§ Stated goal
Write the records out again, keeping each line exactly as it is.

== == ==

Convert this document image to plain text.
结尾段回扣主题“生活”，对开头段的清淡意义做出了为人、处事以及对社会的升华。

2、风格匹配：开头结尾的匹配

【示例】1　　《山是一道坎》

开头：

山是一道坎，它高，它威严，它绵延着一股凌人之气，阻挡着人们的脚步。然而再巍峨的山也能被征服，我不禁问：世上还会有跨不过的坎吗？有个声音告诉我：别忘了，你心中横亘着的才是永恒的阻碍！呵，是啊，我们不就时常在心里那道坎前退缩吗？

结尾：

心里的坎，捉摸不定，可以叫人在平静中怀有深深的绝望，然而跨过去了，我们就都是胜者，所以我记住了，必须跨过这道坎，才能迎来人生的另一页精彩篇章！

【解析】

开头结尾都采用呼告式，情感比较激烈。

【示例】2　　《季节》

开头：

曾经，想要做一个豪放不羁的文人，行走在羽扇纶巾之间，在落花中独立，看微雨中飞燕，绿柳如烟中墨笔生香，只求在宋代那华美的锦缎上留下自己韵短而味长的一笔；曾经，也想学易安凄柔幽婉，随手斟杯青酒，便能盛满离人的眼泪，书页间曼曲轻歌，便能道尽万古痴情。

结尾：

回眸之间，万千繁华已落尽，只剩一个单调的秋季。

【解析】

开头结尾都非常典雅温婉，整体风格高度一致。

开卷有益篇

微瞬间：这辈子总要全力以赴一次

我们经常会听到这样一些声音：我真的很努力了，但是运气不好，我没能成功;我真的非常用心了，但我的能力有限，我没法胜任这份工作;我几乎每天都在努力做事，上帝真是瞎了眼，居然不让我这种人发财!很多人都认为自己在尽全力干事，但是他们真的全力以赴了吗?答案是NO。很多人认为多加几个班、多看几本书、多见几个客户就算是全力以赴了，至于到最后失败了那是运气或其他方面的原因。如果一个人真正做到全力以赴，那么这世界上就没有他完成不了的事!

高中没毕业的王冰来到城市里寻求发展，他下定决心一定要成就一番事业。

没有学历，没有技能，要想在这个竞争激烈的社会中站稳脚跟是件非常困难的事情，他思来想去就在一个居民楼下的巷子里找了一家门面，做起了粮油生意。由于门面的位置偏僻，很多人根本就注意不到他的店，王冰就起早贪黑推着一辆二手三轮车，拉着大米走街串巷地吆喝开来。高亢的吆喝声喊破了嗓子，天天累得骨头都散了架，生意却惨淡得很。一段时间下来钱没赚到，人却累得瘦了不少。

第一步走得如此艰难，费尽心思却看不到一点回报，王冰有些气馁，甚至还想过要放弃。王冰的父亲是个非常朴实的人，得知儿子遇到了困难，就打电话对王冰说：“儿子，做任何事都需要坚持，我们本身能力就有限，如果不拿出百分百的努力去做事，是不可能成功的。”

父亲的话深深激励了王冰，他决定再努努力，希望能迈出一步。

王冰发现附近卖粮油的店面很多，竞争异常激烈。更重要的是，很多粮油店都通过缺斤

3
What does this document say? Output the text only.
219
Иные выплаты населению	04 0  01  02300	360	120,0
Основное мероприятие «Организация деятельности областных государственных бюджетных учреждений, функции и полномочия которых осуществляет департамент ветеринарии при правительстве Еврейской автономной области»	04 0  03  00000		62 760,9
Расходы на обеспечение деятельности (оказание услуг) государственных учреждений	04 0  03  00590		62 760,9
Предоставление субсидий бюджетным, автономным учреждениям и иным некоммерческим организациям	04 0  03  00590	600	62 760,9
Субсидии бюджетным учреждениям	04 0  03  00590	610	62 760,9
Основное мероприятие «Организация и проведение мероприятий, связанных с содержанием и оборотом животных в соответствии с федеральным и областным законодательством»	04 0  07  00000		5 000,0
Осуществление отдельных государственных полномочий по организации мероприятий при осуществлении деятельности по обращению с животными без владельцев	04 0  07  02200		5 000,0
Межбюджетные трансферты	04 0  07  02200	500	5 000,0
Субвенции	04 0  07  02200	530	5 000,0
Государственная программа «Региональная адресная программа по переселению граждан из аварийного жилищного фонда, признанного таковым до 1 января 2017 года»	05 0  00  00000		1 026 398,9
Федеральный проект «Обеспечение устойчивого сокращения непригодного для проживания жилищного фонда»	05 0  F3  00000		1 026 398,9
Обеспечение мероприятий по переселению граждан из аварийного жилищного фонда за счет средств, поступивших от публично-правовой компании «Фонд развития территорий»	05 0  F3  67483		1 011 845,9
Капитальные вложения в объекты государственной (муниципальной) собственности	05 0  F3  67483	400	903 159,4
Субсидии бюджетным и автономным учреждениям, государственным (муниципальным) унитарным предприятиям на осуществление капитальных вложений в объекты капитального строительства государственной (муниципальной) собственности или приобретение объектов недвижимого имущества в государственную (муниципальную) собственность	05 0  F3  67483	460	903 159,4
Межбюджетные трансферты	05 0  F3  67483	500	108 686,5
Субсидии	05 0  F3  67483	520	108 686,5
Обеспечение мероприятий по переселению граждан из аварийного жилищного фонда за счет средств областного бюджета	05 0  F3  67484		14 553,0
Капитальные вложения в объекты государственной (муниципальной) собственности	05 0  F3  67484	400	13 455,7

== == ==

§ Exercise result
Convert this document image to plain text.
结尾段回扣主题“生活”，对开头段的清淡意义做出了为人、处事以及对社会的升华。

2、风格匹配：开头结尾的匹配

【示例】1　　《山是一道坎》

开头：

山是一道坎，它高，它威严，它绵延着一股凌人之气，阻挡着人们的脚步。然而再巍峨的山也能被征服，我不禁问：世上还会有跨不过的坎吗？有个声音告诉我：别忘了，你心中横亘着的才是永恒的阻碍！呵，是啊，我们不就时常在心里那道坎前退缩吗？

结尾：

心里的坎，捉摸不定，可以叫人在平静中怀有深深的绝望，然而跨过去了，我们就都是胜者，所以我记住了，必须跨过这道坎，才能迎来人生的另一页精彩篇章！

【解析】

开头结尾都采用呼告式，情感比较激烈。

【示例】2　　《季节》

开头：

曾经，想要做一个豪放不羁的文人，行走在羽扇纶巾之间，在落花中独立，看微雨中飞燕，绿柳如烟中墨笔生香，只求在宋代那华美的锦缎上留下自己韵短而味长的一笔；曾经，也想学易安凄柔幽婉，随手斟杯青酒，便能盛满离人的眼泪，书页间曼曲轻歌，便能道尽万古痴情。

结尾：

回眸之间，万千繁华已落尽，只剩一个单调的秋季。

【解析】

开头结尾都非常典雅温婉，整体风格高度一致。

开卷有益篇

微瞬间：这辈子总要全力以赴一次

我们经常会听到这样一些声音：我真的很努力了，但是运气不好，我没能成功;我真的非常用心了，但我的能力有限，我没法胜任这份工作;我几乎每天都在努力做事，上帝真是瞎了眼，居然不让我这种人发财!很多人都认为自己在尽全力干事，但是他们真的全力以赴了吗?答案是NO。很多人认为多加几个班、多看几本书、多见几个客户就算是全力以赴了，至于到最后失败了那是运气或其他方面的原因。如果一个人真正做到全力以赴，那么这世界上就没有他完成不了的事!

高中没毕业的王冰来到城市里寻求发展，他下定决心一定要成就一番事业。

没有学历，没有技能，要想在这个竞争激烈的社会中站稳脚跟是件非常困难的事情，他思来想去就在一个居民楼下的巷子里找了一家门面，做起了粮油生意。由于门面的位置偏僻，很多人根本就注意不到他的店，王冰就起早贪黑推着一辆二手三轮车，拉着大米走街串巷地吆喝开来。高亢的吆喝声喊破了嗓子，天天累得骨头都散了架，生意却惨淡得很。一段时间下来钱没赚到，人却累得瘦了不少。

第一步走得如此艰难，费尽心思却看不到一点回报，王冰有些气馁，甚至还想过要放弃。王冰的父亲是个非常朴实的人，得知儿子遇到了困难，就打电话对王冰说：“儿子，做任何事都需要坚持，我们本身能力就有限，如果不拿出百分百的努力去做事，是不可能成功的。”

父亲的话深深激励了王冰，他决定再努努力，希望能迈出一步。

王冰发现附近卖粮油的店面很多，竞争异常激烈。更重要的是，很多粮油店都通过缺斤

3
What does this document say? Output the text only.
219
Иные выплаты населению	04 0  01  02300	360	120,0
Основное мероприятие «Организация деятельности областных государственных бюджетных учреждений, функции и полномочия которых осуществляет департамент ветеринарии при правительстве Еврейской автономной области»	04 0  03  00000		62 760,9
Расходы на обеспечение деятельности (оказание услуг) государственных учреждений	04 0  03  00590		62 760,9
Предоставление субсидий бюджетным, автономным учреждениям и иным некоммерческим организациям	04 0  03  00590	600	62 760,9
Субсидии бюджетным учреждениям	04 0  03  00590	610	62 760,9
Основное мероприятие «Организация и проведение мероприятий, связанных с содержанием и оборотом животных в соответствии с федеральным и областным законодательством»	04 0  07  00000		5 000,0
Осуществление отдельных государственных полномочий по организации мероприятий при осуществлении деятельности по обращению с животными без владельцев	04 0  07  02200		5 000,0
Межбюджетные трансферты	04 0  07  02200	500	5 000,0
Субвенции	04 0  07  02200	530	5 000,0
Государственная программа «Региональная адресная программа по переселению граждан из аварийного жилищного фонда, признанного таковым до 1 января 2017 года»	05 0  00  00000		1 026 398,9
Федеральный проект «Обеспечение устойчивого сокращения непригодного для проживания жилищного фонда»	05 0  F3  00000		1 026 398,9
Обеспечение мероприятий по переселению граждан из аварийного жилищного фонда за счет средств, поступивших от публично-правовой компании «Фонд развития территорий»	05 0  F3  67483		1 011 845,9
Капитальные вложения в объекты государственной (муниципальной) собственности	05 0  F3  67483	400	903 159,4
Субсидии бюджетным и автономным учреждениям, государственным (муниципальным) унитарным предприятиям на осуществление капитальных вложений в объекты капитального строительства государственной (муниципальной) собственности или приобретение объектов недвижимого имущества в государственную (муниципальную) собственность	05 0  F3  67483	460	903 159,4
Межбюджетные трансферты	05 0  F3  67483	500	108 686,5
Субсидии	05 0  F3  67483	520	108 686,5
Обеспечение мероприятий по переселению граждан из аварийного жилищного фонда за счет средств областного бюджета	05 0  F3  67484		14 553,0
Капитальные вложения в объекты государственной (муниципальной) собственности	05 0  F3  67484	400	13 455,7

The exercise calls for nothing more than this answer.